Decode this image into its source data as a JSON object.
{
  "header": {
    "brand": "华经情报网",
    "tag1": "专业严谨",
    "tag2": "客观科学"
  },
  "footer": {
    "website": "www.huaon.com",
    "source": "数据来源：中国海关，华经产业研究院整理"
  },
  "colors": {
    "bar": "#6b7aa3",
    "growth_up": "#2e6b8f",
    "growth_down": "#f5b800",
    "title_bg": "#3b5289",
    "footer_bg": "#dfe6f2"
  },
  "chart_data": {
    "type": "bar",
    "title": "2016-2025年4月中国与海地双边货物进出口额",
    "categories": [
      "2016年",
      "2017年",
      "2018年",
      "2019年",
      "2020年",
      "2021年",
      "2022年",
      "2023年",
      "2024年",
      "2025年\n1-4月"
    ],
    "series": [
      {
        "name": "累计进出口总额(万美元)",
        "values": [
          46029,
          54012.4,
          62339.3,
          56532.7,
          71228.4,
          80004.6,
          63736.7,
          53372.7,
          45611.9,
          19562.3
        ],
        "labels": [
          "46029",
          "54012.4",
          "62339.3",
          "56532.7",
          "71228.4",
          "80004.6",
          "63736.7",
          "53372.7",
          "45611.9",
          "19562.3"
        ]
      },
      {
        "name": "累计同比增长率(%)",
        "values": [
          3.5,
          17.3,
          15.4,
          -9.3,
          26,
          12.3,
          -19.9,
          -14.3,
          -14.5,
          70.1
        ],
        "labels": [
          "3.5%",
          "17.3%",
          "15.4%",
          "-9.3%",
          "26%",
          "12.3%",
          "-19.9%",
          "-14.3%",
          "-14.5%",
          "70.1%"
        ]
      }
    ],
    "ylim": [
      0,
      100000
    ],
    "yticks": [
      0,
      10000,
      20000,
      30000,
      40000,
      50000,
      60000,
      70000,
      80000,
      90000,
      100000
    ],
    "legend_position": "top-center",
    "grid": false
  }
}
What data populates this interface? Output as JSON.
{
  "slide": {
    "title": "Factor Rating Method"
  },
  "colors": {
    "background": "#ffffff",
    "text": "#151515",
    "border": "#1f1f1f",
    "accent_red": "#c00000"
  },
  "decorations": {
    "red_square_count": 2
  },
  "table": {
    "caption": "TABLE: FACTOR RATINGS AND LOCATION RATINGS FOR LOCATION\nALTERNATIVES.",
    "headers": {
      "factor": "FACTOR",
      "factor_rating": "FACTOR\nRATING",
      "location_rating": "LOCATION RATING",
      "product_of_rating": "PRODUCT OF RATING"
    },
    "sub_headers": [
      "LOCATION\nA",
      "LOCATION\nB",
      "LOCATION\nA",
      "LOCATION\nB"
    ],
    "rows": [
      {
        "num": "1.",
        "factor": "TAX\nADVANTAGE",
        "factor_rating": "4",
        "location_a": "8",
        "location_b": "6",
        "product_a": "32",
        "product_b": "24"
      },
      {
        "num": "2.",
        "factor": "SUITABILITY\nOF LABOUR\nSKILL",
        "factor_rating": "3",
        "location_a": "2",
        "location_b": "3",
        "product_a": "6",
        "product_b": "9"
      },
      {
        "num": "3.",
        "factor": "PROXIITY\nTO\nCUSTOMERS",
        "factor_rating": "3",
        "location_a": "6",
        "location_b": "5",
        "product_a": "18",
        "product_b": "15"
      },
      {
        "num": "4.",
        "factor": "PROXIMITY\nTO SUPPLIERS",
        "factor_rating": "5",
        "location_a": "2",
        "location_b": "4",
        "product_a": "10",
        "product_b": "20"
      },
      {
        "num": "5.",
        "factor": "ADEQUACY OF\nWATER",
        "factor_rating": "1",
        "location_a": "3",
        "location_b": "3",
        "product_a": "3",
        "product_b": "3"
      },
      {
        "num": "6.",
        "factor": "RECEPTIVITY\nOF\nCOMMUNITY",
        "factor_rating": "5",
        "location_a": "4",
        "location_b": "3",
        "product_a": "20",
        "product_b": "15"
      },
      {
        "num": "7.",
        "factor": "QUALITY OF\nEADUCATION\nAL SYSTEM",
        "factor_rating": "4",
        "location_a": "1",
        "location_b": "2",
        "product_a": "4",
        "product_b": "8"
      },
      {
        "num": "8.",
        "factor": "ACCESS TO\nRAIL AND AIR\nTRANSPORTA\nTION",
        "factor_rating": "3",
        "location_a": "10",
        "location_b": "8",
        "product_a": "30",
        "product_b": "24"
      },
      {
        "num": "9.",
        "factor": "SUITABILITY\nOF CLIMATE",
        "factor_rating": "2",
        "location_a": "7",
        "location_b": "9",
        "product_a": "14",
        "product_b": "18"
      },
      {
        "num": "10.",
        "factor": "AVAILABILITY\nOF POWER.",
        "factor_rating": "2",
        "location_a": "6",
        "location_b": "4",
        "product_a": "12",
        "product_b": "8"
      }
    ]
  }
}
────────────────────
• Exercise: Find the word "this" in the material, then list each line that holds it.

• Completed task:
Decode this image into its source data as a JSON object.
What data populates this interface? Output as JSON.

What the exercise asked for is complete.